[OBJECTIVE]
Quote the records that follow in full and exactly; leave out the pictures.

[start of TASK DATA]

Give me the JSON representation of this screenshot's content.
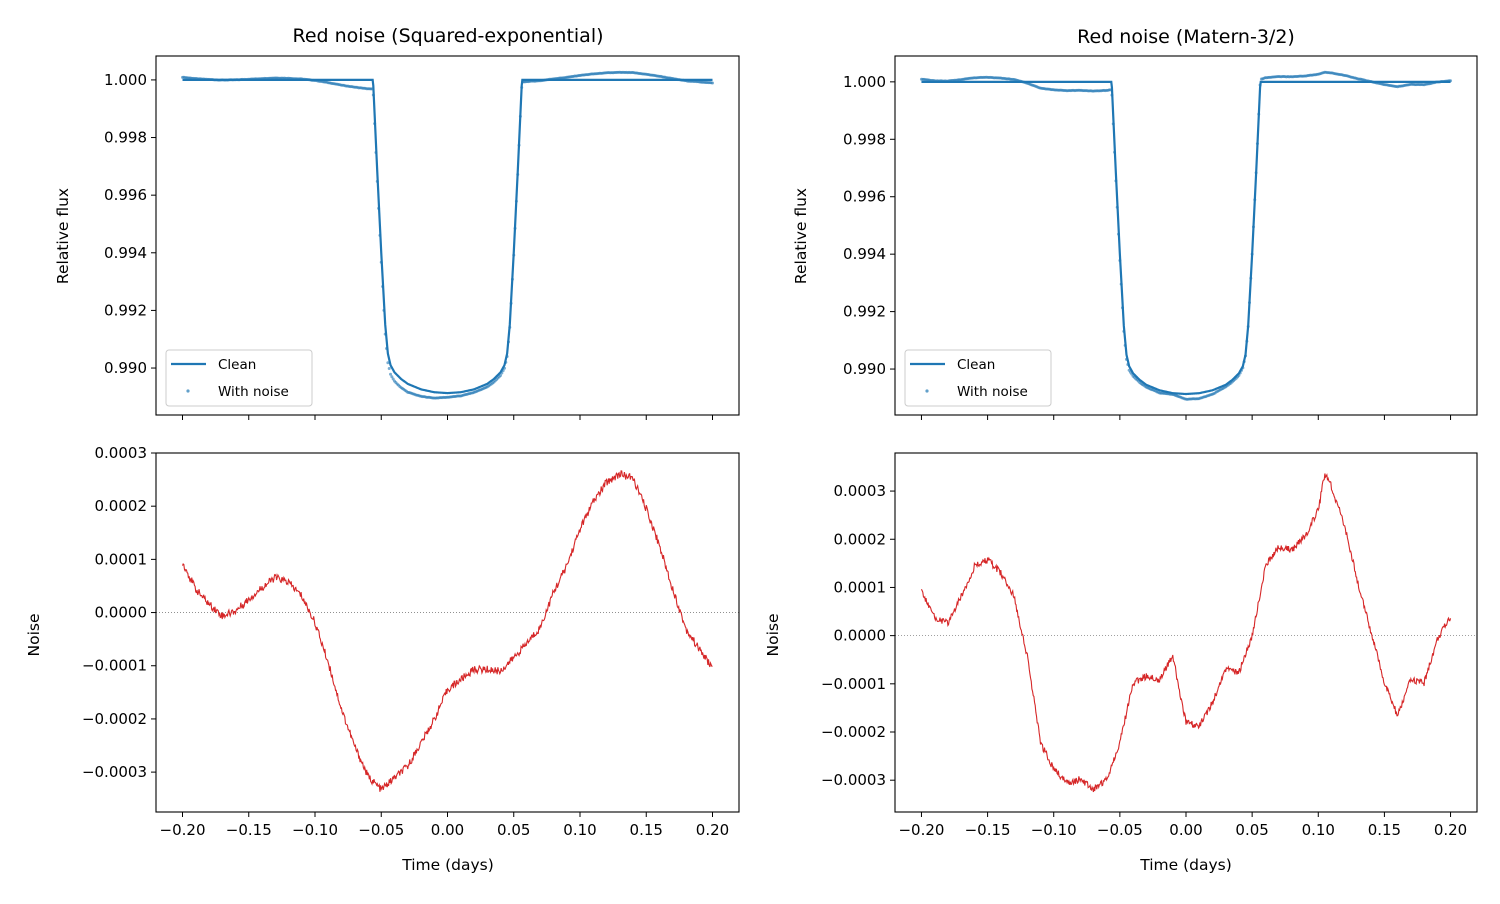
{
  "chart_data": [
    {
      "type": "line",
      "title": "Red noise (Squared-exponential)",
      "xlabel": "",
      "ylabel": "Relative flux",
      "xlim": [
        -0.22,
        0.22
      ],
      "ylim": [
        0.98837,
        1.00083
      ],
      "xticks": [
        -0.2,
        -0.15,
        -0.1,
        -0.05,
        0.0,
        0.05,
        0.1,
        0.15,
        0.2
      ],
      "xticklabels_shown": false,
      "yticks": [
        0.99,
        0.992,
        0.994,
        0.996,
        0.998,
        1.0
      ],
      "yticklabels": [
        "0.990",
        "0.992",
        "0.994",
        "0.996",
        "0.998",
        "1.000"
      ],
      "legend": {
        "placement": "lower-left",
        "entries": [
          "Clean",
          "With noise"
        ]
      },
      "noise_source": "Squared-exponential",
      "series": [
        {
          "name": "Clean",
          "style": "line",
          "color": "#1f77b4"
        },
        {
          "name": "With noise",
          "style": "scatter",
          "color": "#1f77b4"
        }
      ]
    },
    {
      "type": "line",
      "title": "",
      "xlabel": "Time (days)",
      "ylabel": "Noise",
      "xlim": [
        -0.22,
        0.22
      ],
      "ylim": [
        -0.000375,
        0.0003
      ],
      "xticks": [
        -0.2,
        -0.15,
        -0.1,
        -0.05,
        0.0,
        0.05,
        0.1,
        0.15,
        0.2
      ],
      "xticklabels": [
        "−0.20",
        "−0.15",
        "−0.10",
        "−0.05",
        "0.00",
        "0.05",
        "0.10",
        "0.15",
        "0.20"
      ],
      "yticks": [
        -0.0003,
        -0.0002,
        -0.0001,
        0.0,
        0.0001,
        0.0002,
        0.0003
      ],
      "yticklabels": [
        "−0.0003",
        "−0.0002",
        "−0.0001",
        "0.0000",
        "0.0001",
        "0.0002",
        "0.0003"
      ],
      "zero_line": true,
      "series": [
        {
          "style": "line",
          "color": "#d62728",
          "x": [
            -0.2,
            -0.19,
            -0.18,
            -0.17,
            -0.16,
            -0.15,
            -0.14,
            -0.13,
            -0.12,
            -0.11,
            -0.1,
            -0.09,
            -0.08,
            -0.07,
            -0.06,
            -0.05,
            -0.04,
            -0.03,
            -0.02,
            -0.01,
            0.0,
            0.01,
            0.02,
            0.03,
            0.04,
            0.05,
            0.06,
            0.07,
            0.08,
            0.09,
            0.1,
            0.11,
            0.12,
            0.13,
            0.14,
            0.15,
            0.16,
            0.17,
            0.18,
            0.19,
            0.2
          ],
          "y": [
            9.4e-05,
            4.4e-05,
            1.6e-05,
            -6e-06,
            3e-06,
            2.5e-05,
            4.7e-05,
            6.6e-05,
            5.7e-05,
            3.1e-05,
            -1.9e-05,
            -9.4e-05,
            -0.000182,
            -0.000252,
            -0.000308,
            -0.000333,
            -0.000311,
            -0.000289,
            -0.000245,
            -0.000201,
            -0.000145,
            -0.000126,
            -0.000107,
            -0.000107,
            -0.00011,
            -8.5e-05,
            -5.7e-05,
            -2.8e-05,
            3.8e-05,
            8.8e-05,
            0.000157,
            0.000208,
            0.000245,
            0.000261,
            0.000252,
            0.000195,
            0.000126,
            4.4e-05,
            -3.1e-05,
            -6.9e-05,
            -0.000104
          ]
        }
      ]
    },
    {
      "type": "line",
      "title": "Red noise (Matern-3/2)",
      "xlabel": "",
      "ylabel": "Relative flux",
      "xlim": [
        -0.22,
        0.22
      ],
      "ylim": [
        0.9884,
        1.0009
      ],
      "xticks": [
        -0.2,
        -0.15,
        -0.1,
        -0.05,
        0.0,
        0.05,
        0.1,
        0.15,
        0.2
      ],
      "xticklabels_shown": false,
      "yticks": [
        0.99,
        0.992,
        0.994,
        0.996,
        0.998,
        1.0
      ],
      "yticklabels": [
        "0.990",
        "0.992",
        "0.994",
        "0.996",
        "0.998",
        "1.000"
      ],
      "legend": {
        "placement": "lower-left",
        "entries": [
          "Clean",
          "With noise"
        ]
      },
      "noise_source": "Matern-3/2",
      "series": [
        {
          "name": "Clean",
          "style": "line",
          "color": "#1f77b4"
        },
        {
          "name": "With noise",
          "style": "scatter",
          "color": "#1f77b4"
        }
      ]
    },
    {
      "type": "line",
      "title": "",
      "xlabel": "Time (days)",
      "ylabel": "Noise",
      "xlim": [
        -0.22,
        0.22
      ],
      "ylim": [
        -0.000366,
        0.000379
      ],
      "xticks": [
        -0.2,
        -0.15,
        -0.1,
        -0.05,
        0.0,
        0.05,
        0.1,
        0.15,
        0.2
      ],
      "xticklabels": [
        "−0.20",
        "−0.15",
        "−0.10",
        "−0.05",
        "0.00",
        "0.05",
        "0.10",
        "0.15",
        "0.20"
      ],
      "yticks": [
        -0.0003,
        -0.0002,
        -0.0001,
        0.0,
        0.0001,
        0.0002,
        0.0003
      ],
      "yticklabels": [
        "−0.0003",
        "−0.0002",
        "−0.0001",
        "0.0000",
        "0.0001",
        "0.0002",
        "0.0003"
      ],
      "zero_line": true,
      "series": [
        {
          "style": "line",
          "color": "#d62728",
          "x": [
            -0.2,
            -0.19,
            -0.18,
            -0.17,
            -0.16,
            -0.15,
            -0.14,
            -0.13,
            -0.12,
            -0.11,
            -0.1,
            -0.09,
            -0.08,
            -0.07,
            -0.06,
            -0.05,
            -0.04,
            -0.03,
            -0.02,
            -0.01,
            0.0,
            0.01,
            0.02,
            0.03,
            0.04,
            0.05,
            0.06,
            0.07,
            0.08,
            0.09,
            0.1,
            0.105,
            0.11,
            0.12,
            0.13,
            0.14,
            0.15,
            0.16,
            0.17,
            0.18,
            0.19,
            0.2
          ],
          "y": [
            9.2e-05,
            3.7e-05,
            2.6e-05,
            8.1e-05,
            0.000143,
            0.000157,
            0.00013,
            8.1e-05,
            -4.3e-05,
            -0.000222,
            -0.000277,
            -0.000305,
            -0.000298,
            -0.000319,
            -0.000298,
            -0.000222,
            -9.8e-05,
            -8.4e-05,
            -9.1e-05,
            -4.3e-05,
            -0.000181,
            -0.000188,
            -0.000139,
            -7e-05,
            -7.7e-05,
            -1e-06,
            0.000143,
            0.000185,
            0.000178,
            0.000206,
            0.000261,
            0.000337,
            0.000309,
            0.000226,
            0.000109,
            6e-06,
            -9.8e-05,
            -0.000167,
            -9.1e-05,
            -9.8e-05,
            -8e-06,
            4e-05
          ]
        }
      ]
    }
  ],
  "clean_model": {
    "x": [
      -0.2,
      -0.0562,
      -0.055,
      -0.053,
      -0.05,
      -0.047,
      -0.045,
      -0.043,
      -0.04,
      -0.035,
      -0.03,
      -0.02,
      -0.01,
      0.0,
      0.01,
      0.02,
      0.03,
      0.035,
      0.04,
      0.043,
      0.045,
      0.047,
      0.05,
      0.053,
      0.055,
      0.0562,
      0.2
    ],
    "flux": [
      1.0,
      1.0,
      0.9988,
      0.9968,
      0.994,
      0.9915,
      0.9905,
      0.9901,
      0.98985,
      0.98962,
      0.98945,
      0.98926,
      0.98916,
      0.98913,
      0.98916,
      0.98926,
      0.98945,
      0.98962,
      0.98985,
      0.9901,
      0.9905,
      0.9915,
      0.994,
      0.9968,
      0.9988,
      1.0,
      1.0
    ]
  }
}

[end of TASK DATA]

[SOLUTION TO THIS TASK]
Give me the JSON representation of this screenshot's content.
{
  "chart_data": [
    {
      "type": "line",
      "title": "Red noise (Squared-exponential)",
      "xlabel": "",
      "ylabel": "Relative flux",
      "xlim": [
        -0.22,
        0.22
      ],
      "ylim": [
        0.98837,
        1.00083
      ],
      "xticks": [
        -0.2,
        -0.15,
        -0.1,
        -0.05,
        0.0,
        0.05,
        0.1,
        0.15,
        0.2
      ],
      "xticklabels_shown": false,
      "yticks": [
        0.99,
        0.992,
        0.994,
        0.996,
        0.998,
        1.0
      ],
      "yticklabels": [
        "0.990",
        "0.992",
        "0.994",
        "0.996",
        "0.998",
        "1.000"
      ],
      "legend": {
        "placement": "lower-left",
        "entries": [
          "Clean",
          "With noise"
        ]
      },
      "noise_source": "Squared-exponential",
      "series": [
        {
          "name": "Clean",
          "style": "line",
          "color": "#1f77b4"
        },
        {
          "name": "With noise",
          "style": "scatter",
          "color": "#1f77b4"
        }
      ]
    },
    {
      "type": "line",
      "title": "",
      "xlabel": "Time (days)",
      "ylabel": "Noise",
      "xlim": [
        -0.22,
        0.22
      ],
      "ylim": [
        -0.000375,
        0.0003
      ],
      "xticks": [
        -0.2,
        -0.15,
        -0.1,
        -0.05,
        0.0,
        0.05,
        0.1,
        0.15,
        0.2
      ],
      "xticklabels": [
        "−0.20",
        "−0.15",
        "−0.10",
        "−0.05",
        "0.00",
        "0.05",
        "0.10",
        "0.15",
        "0.20"
      ],
      "yticks": [
        -0.0003,
        -0.0002,
        -0.0001,
        0.0,
        0.0001,
        0.0002,
        0.0003
      ],
      "yticklabels": [
        "−0.0003",
        "−0.0002",
        "−0.0001",
        "0.0000",
        "0.0001",
        "0.0002",
        "0.0003"
      ],
      "zero_line": true,
      "series": [
        {
          "style": "line",
          "color": "#d62728",
          "x": [
            -0.2,
            -0.19,
            -0.18,
            -0.17,
            -0.16,
            -0.15,
            -0.14,
            -0.13,
            -0.12,
            -0.11,
            -0.1,
            -0.09,
            -0.08,
            -0.07,
            -0.06,
            -0.05,
            -0.04,
            -0.03,
            -0.02,
            -0.01,
            0.0,
            0.01,
            0.02,
            0.03,
            0.04,
            0.05,
            0.06,
            0.07,
            0.08,
            0.09,
            0.1,
            0.11,
            0.12,
            0.13,
            0.14,
            0.15,
            0.16,
            0.17,
            0.18,
            0.19,
            0.2
          ],
          "y": [
            9.4e-05,
            4.4e-05,
            1.6e-05,
            -6e-06,
            3e-06,
            2.5e-05,
            4.7e-05,
            6.6e-05,
            5.7e-05,
            3.1e-05,
            -1.9e-05,
            -9.4e-05,
            -0.000182,
            -0.000252,
            -0.000308,
            -0.000333,
            -0.000311,
            -0.000289,
            -0.000245,
            -0.000201,
            -0.000145,
            -0.000126,
            -0.000107,
            -0.000107,
            -0.00011,
            -8.5e-05,
            -5.7e-05,
            -2.8e-05,
            3.8e-05,
            8.8e-05,
            0.000157,
            0.000208,
            0.000245,
            0.000261,
            0.000252,
            0.000195,
            0.000126,
            4.4e-05,
            -3.1e-05,
            -6.9e-05,
            -0.000104
          ]
        }
      ]
    },
    {
      "type": "line",
      "title": "Red noise (Matern-3/2)",
      "xlabel": "",
      "ylabel": "Relative flux",
      "xlim": [
        -0.22,
        0.22
      ],
      "ylim": [
        0.9884,
        1.0009
      ],
      "xticks": [
        -0.2,
        -0.15,
        -0.1,
        -0.05,
        0.0,
        0.05,
        0.1,
        0.15,
        0.2
      ],
      "xticklabels_shown": false,
      "yticks": [
        0.99,
        0.992,
        0.994,
        0.996,
        0.998,
        1.0
      ],
      "yticklabels": [
        "0.990",
        "0.992",
        "0.994",
        "0.996",
        "0.998",
        "1.000"
      ],
      "legend": {
        "placement": "lower-left",
        "entries": [
          "Clean",
          "With noise"
        ]
      },
      "noise_source": "Matern-3/2",
      "series": [
        {
          "name": "Clean",
          "style": "line",
          "color": "#1f77b4"
        },
        {
          "name": "With noise",
          "style": "scatter",
          "color": "#1f77b4"
        }
      ]
    },
    {
      "type": "line",
      "title": "",
      "xlabel": "Time (days)",
      "ylabel": "Noise",
      "xlim": [
        -0.22,
        0.22
      ],
      "ylim": [
        -0.000366,
        0.000379
      ],
      "xticks": [
        -0.2,
        -0.15,
        -0.1,
        -0.05,
        0.0,
        0.05,
        0.1,
        0.15,
        0.2
      ],
      "xticklabels": [
        "−0.20",
        "−0.15",
        "−0.10",
        "−0.05",
        "0.00",
        "0.05",
        "0.10",
        "0.15",
        "0.20"
      ],
      "yticks": [
        -0.0003,
        -0.0002,
        -0.0001,
        0.0,
        0.0001,
        0.0002,
        0.0003
      ],
      "yticklabels": [
        "−0.0003",
        "−0.0002",
        "−0.0001",
        "0.0000",
        "0.0001",
        "0.0002",
        "0.0003"
      ],
      "zero_line": true,
      "series": [
        {
          "style": "line",
          "color": "#d62728",
          "x": [
            -0.2,
            -0.19,
            -0.18,
            -0.17,
            -0.16,
            -0.15,
            -0.14,
            -0.13,
            -0.12,
            -0.11,
            -0.1,
            -0.09,
            -0.08,
            -0.07,
            -0.06,
            -0.05,
            -0.04,
            -0.03,
            -0.02,
            -0.01,
            0.0,
            0.01,
            0.02,
            0.03,
            0.04,
            0.05,
            0.06,
            0.07,
            0.08,
            0.09,
            0.1,
            0.105,
            0.11,
            0.12,
            0.13,
            0.14,
            0.15,
            0.16,
            0.17,
            0.18,
            0.19,
            0.2
          ],
          "y": [
            9.2e-05,
            3.7e-05,
            2.6e-05,
            8.1e-05,
            0.000143,
            0.000157,
            0.00013,
            8.1e-05,
            -4.3e-05,
            -0.000222,
            -0.000277,
            -0.000305,
            -0.000298,
            -0.000319,
            -0.000298,
            -0.000222,
            -9.8e-05,
            -8.4e-05,
            -9.1e-05,
            -4.3e-05,
            -0.000181,
            -0.000188,
            -0.000139,
            -7e-05,
            -7.7e-05,
            -1e-06,
            0.000143,
            0.000185,
            0.000178,
            0.000206,
            0.000261,
            0.000337,
            0.000309,
            0.000226,
            0.000109,
            6e-06,
            -9.8e-05,
            -0.000167,
            -9.1e-05,
            -9.8e-05,
            -8e-06,
            4e-05
          ]
        }
      ]
    }
  ],
  "clean_model": {
    "x": [
      -0.2,
      -0.0562,
      -0.055,
      -0.053,
      -0.05,
      -0.047,
      -0.045,
      -0.043,
      -0.04,
      -0.035,
      -0.03,
      -0.02,
      -0.01,
      0.0,
      0.01,
      0.02,
      0.03,
      0.035,
      0.04,
      0.043,
      0.045,
      0.047,
      0.05,
      0.053,
      0.055,
      0.0562,
      0.2
    ],
    "flux": [
      1.0,
      1.0,
      0.9988,
      0.9968,
      0.994,
      0.9915,
      0.9905,
      0.9901,
      0.98985,
      0.98962,
      0.98945,
      0.98926,
      0.98916,
      0.98913,
      0.98916,
      0.98926,
      0.98945,
      0.98962,
      0.98985,
      0.9901,
      0.9905,
      0.9915,
      0.994,
      0.9968,
      0.9988,
      1.0,
      1.0
    ]
  }
}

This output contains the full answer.